## RECORDS PROVIDED
***
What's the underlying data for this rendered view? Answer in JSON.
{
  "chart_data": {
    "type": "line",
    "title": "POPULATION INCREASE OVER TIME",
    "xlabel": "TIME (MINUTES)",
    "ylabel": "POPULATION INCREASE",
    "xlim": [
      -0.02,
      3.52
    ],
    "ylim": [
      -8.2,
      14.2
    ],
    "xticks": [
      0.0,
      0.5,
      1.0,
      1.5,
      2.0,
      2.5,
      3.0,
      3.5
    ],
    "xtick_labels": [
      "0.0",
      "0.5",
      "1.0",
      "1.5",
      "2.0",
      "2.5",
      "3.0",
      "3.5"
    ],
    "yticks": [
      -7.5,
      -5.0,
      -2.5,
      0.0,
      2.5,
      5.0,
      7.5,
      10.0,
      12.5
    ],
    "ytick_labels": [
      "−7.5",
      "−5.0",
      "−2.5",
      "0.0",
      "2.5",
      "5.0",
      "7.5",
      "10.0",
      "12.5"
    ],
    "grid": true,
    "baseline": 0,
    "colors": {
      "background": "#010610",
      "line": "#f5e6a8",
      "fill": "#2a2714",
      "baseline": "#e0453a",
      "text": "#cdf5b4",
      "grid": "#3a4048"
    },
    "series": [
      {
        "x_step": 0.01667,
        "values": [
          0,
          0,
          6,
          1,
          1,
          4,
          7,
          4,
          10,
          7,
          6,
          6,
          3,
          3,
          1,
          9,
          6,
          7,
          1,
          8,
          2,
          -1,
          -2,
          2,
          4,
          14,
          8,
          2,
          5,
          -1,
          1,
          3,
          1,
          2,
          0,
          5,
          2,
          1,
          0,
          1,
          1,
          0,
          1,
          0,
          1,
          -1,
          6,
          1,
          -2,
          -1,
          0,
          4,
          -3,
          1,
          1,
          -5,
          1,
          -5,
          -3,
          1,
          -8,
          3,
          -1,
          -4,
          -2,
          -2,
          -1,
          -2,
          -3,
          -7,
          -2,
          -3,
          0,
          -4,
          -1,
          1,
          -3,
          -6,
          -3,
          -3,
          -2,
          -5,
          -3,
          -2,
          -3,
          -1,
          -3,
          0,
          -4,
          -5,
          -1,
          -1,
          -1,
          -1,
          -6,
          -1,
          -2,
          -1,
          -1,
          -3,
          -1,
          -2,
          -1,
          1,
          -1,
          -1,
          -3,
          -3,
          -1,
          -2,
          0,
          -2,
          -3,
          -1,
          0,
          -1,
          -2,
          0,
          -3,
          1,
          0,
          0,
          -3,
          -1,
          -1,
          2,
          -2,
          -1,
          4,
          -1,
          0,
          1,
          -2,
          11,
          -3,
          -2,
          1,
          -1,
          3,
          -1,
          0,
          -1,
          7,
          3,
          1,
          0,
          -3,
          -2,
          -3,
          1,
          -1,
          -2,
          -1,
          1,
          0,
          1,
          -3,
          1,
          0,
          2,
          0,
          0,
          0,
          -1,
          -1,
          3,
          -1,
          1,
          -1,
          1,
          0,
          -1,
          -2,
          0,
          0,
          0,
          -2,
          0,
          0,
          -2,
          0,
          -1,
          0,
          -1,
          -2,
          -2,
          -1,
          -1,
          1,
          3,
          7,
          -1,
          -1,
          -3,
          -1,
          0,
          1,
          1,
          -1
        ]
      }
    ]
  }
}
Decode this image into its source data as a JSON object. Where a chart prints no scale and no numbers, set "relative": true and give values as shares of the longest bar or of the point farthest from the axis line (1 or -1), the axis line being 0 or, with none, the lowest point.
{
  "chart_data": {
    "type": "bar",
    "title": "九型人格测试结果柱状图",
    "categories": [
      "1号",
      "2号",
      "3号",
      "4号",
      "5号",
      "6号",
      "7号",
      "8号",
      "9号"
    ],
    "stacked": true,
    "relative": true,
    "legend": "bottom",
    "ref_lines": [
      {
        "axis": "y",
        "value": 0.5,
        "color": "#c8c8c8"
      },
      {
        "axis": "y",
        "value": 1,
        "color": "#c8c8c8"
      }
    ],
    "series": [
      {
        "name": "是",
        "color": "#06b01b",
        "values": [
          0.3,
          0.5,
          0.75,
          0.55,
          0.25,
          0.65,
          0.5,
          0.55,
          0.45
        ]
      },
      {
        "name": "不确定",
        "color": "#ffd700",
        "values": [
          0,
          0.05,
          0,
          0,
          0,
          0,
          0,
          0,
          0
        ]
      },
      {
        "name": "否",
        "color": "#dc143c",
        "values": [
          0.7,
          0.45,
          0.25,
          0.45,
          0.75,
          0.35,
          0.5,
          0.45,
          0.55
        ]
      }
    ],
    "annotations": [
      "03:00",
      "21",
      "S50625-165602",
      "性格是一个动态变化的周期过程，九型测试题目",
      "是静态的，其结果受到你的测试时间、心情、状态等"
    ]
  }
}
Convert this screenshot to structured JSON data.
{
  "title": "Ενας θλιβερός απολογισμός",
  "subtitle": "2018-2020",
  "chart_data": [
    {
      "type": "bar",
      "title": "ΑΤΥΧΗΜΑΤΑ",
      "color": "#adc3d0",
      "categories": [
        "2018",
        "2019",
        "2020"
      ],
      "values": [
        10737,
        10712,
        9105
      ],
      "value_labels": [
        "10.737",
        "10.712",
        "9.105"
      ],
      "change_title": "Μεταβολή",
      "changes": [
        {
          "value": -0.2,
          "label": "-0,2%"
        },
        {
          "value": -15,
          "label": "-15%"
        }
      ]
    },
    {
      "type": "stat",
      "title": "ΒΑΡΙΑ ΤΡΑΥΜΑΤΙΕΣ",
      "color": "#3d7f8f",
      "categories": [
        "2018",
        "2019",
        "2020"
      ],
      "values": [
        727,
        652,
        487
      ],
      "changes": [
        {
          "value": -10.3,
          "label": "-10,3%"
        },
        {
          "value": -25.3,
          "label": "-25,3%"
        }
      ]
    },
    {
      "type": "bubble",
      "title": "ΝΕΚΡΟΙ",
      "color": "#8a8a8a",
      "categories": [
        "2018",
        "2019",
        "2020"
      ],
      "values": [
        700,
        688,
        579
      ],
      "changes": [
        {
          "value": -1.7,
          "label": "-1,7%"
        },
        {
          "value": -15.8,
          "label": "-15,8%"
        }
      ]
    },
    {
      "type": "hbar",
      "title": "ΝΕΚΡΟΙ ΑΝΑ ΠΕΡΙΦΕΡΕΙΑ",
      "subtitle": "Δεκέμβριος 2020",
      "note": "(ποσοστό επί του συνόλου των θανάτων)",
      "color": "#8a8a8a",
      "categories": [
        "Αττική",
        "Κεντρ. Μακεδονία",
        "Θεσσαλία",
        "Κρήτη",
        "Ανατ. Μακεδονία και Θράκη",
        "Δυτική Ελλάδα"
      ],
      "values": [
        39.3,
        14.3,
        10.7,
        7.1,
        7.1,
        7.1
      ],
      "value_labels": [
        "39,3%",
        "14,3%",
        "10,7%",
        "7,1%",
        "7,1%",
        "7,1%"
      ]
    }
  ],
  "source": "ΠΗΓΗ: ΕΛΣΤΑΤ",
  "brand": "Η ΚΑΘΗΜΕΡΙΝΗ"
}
***
## WHAT YOU SHOULD DO
Reproduce the data in full, exactly as presented.

## TASK RESULT
What's the underlying data for this rendered view? Answer in JSON.
{
  "chart_data": {
    "type": "line",
    "title": "POPULATION INCREASE OVER TIME",
    "xlabel": "TIME (MINUTES)",
    "ylabel": "POPULATION INCREASE",
    "xlim": [
      -0.02,
      3.52
    ],
    "ylim": [
      -8.2,
      14.2
    ],
    "xticks": [
      0.0,
      0.5,
      1.0,
      1.5,
      2.0,
      2.5,
      3.0,
      3.5
    ],
    "xtick_labels": [
      "0.0",
      "0.5",
      "1.0",
      "1.5",
      "2.0",
      "2.5",
      "3.0",
      "3.5"
    ],
    "yticks": [
      -7.5,
      -5.0,
      -2.5,
      0.0,
      2.5,
      5.0,
      7.5,
      10.0,
      12.5
    ],
    "ytick_labels": [
      "−7.5",
      "−5.0",
      "−2.5",
      "0.0",
      "2.5",
      "5.0",
      "7.5",
      "10.0",
      "12.5"
    ],
    "grid": true,
    "baseline": 0,
    "colors": {
      "background": "#010610",
      "line": "#f5e6a8",
      "fill": "#2a2714",
      "baseline": "#e0453a",
      "text": "#cdf5b4",
      "grid": "#3a4048"
    },
    "series": [
      {
        "x_step": 0.01667,
        "values": [
          0,
          0,
          6,
          1,
          1,
          4,
          7,
          4,
          10,
          7,
          6,
          6,
          3,
          3,
          1,
          9,
          6,
          7,
          1,
          8,
          2,
          -1,
          -2,
          2,
          4,
          14,
          8,
          2,
          5,
          -1,
          1,
          3,
          1,
          2,
          0,
          5,
          2,
          1,
          0,
          1,
          1,
          0,
          1,
          0,
          1,
          -1,
          6,
          1,
          -2,
          -1,
          0,
          4,
          -3,
          1,
          1,
          -5,
          1,
          -5,
          -3,
          1,
          -8,
          3,
          -1,
          -4,
          -2,
          -2,
          -1,
          -2,
          -3,
          -7,
          -2,
          -3,
          0,
          -4,
          -1,
          1,
          -3,
          -6,
          -3,
          -3,
          -2,
          -5,
          -3,
          -2,
          -3,
          -1,
          -3,
          0,
          -4,
          -5,
          -1,
          -1,
          -1,
          -1,
          -6,
          -1,
          -2,
          -1,
          -1,
          -3,
          -1,
          -2,
          -1,
          1,
          -1,
          -1,
          -3,
          -3,
          -1,
          -2,
          0,
          -2,
          -3,
          -1,
          0,
          -1,
          -2,
          0,
          -3,
          1,
          0,
          0,
          -3,
          -1,
          -1,
          2,
          -2,
          -1,
          4,
          -1,
          0,
          1,
          -2,
          11,
          -3,
          -2,
          1,
          -1,
          3,
          -1,
          0,
          -1,
          7,
          3,
          1,
          0,
          -3,
          -2,
          -3,
          1,
          -1,
          -2,
          -1,
          1,
          0,
          1,
          -3,
          1,
          0,
          2,
          0,
          0,
          0,
          -1,
          -1,
          3,
          -1,
          1,
          -1,
          1,
          0,
          -1,
          -2,
          0,
          0,
          0,
          -2,
          0,
          0,
          -2,
          0,
          -1,
          0,
          -1,
          -2,
          -2,
          -1,
          -1,
          1,
          3,
          7,
          -1,
          -1,
          -3,
          -1,
          0,
          1,
          1,
          -1
        ]
      }
    ]
  }
}
Decode this image into its source data as a JSON object. Where a chart prints no scale and no numbers, set "relative": true and give values as shares of the longest bar or of the point farthest from the axis line (1 or -1), the axis line being 0 or, with none, the lowest point.
{
  "chart_data": {
    "type": "bar",
    "title": "九型人格测试结果柱状图",
    "categories": [
      "1号",
      "2号",
      "3号",
      "4号",
      "5号",
      "6号",
      "7号",
      "8号",
      "9号"
    ],
    "stacked": true,
    "relative": true,
    "legend": "bottom",
    "ref_lines": [
      {
        "axis": "y",
        "value": 0.5,
        "color": "#c8c8c8"
      },
      {
        "axis": "y",
        "value": 1,
        "color": "#c8c8c8"
      }
    ],
    "series": [
      {
        "name": "是",
        "color": "#06b01b",
        "values": [
          0.3,
          0.5,
          0.75,
          0.55,
          0.25,
          0.65,
          0.5,
          0.55,
          0.45
        ]
      },
      {
        "name": "不确定",
        "color": "#ffd700",
        "values": [
          0,
          0.05,
          0,
          0,
          0,
          0,
          0,
          0,
          0
        ]
      },
      {
        "name": "否",
        "color": "#dc143c",
        "values": [
          0.7,
          0.45,
          0.25,
          0.45,
          0.75,
          0.35,
          0.5,
          0.45,
          0.55
        ]
      }
    ],
    "annotations": [
      "03:00",
      "21",
      "S50625-165602",
      "性格是一个动态变化的周期过程，九型测试题目",
      "是静态的，其结果受到你的测试时间、心情、状态等"
    ]
  }
}
Convert this screenshot to structured JSON data.
{
  "title": "Ενας θλιβερός απολογισμός",
  "subtitle": "2018-2020",
  "chart_data": [
    {
      "type": "bar",
      "title": "ΑΤΥΧΗΜΑΤΑ",
      "color": "#adc3d0",
      "categories": [
        "2018",
        "2019",
        "2020"
      ],
      "values": [
        10737,
        10712,
        9105
      ],
      "value_labels": [
        "10.737",
        "10.712",
        "9.105"
      ],
      "change_title": "Μεταβολή",
      "changes": [
        {
          "value": -0.2,
          "label": "-0,2%"
        },
        {
          "value": -15,
          "label": "-15%"
        }
      ]
    },
    {
      "type": "stat",
      "title": "ΒΑΡΙΑ ΤΡΑΥΜΑΤΙΕΣ",
      "color": "#3d7f8f",
      "categories": [
        "2018",
        "2019",
        "2020"
      ],
      "values": [
        727,
        652,
        487
      ],
      "changes": [
        {
          "value": -10.3,
          "label": "-10,3%"
        },
        {
          "value": -25.3,
          "label": "-25,3%"
        }
      ]
    },
    {
      "type": "bubble",
      "title": "ΝΕΚΡΟΙ",
      "color": "#8a8a8a",
      "categories": [
        "2018",
        "2019",
        "2020"
      ],
      "values": [
        700,
        688,
        579
      ],
      "changes": [
        {
          "value": -1.7,
          "label": "-1,7%"
        },
        {
          "value": -15.8,
          "label": "-15,8%"
        }
      ]
    },
    {
      "type": "hbar",
      "title": "ΝΕΚΡΟΙ ΑΝΑ ΠΕΡΙΦΕΡΕΙΑ",
      "subtitle": "Δεκέμβριος 2020",
      "note": "(ποσοστό επί του συνόλου των θανάτων)",
      "color": "#8a8a8a",
      "categories": [
        "Αττική",
        "Κεντρ. Μακεδονία",
        "Θεσσαλία",
        "Κρήτη",
        "Ανατ. Μακεδονία και Θράκη",
        "Δυτική Ελλάδα"
      ],
      "values": [
        39.3,
        14.3,
        10.7,
        7.1,
        7.1,
        7.1
      ],
      "value_labels": [
        "39,3%",
        "14,3%",
        "10,7%",
        "7,1%",
        "7,1%",
        "7,1%"
      ]
    }
  ],
  "source": "ΠΗΓΗ: ΕΛΣΤΑΤ",
  "brand": "Η ΚΑΘΗΜΕΡΙΝΗ"
}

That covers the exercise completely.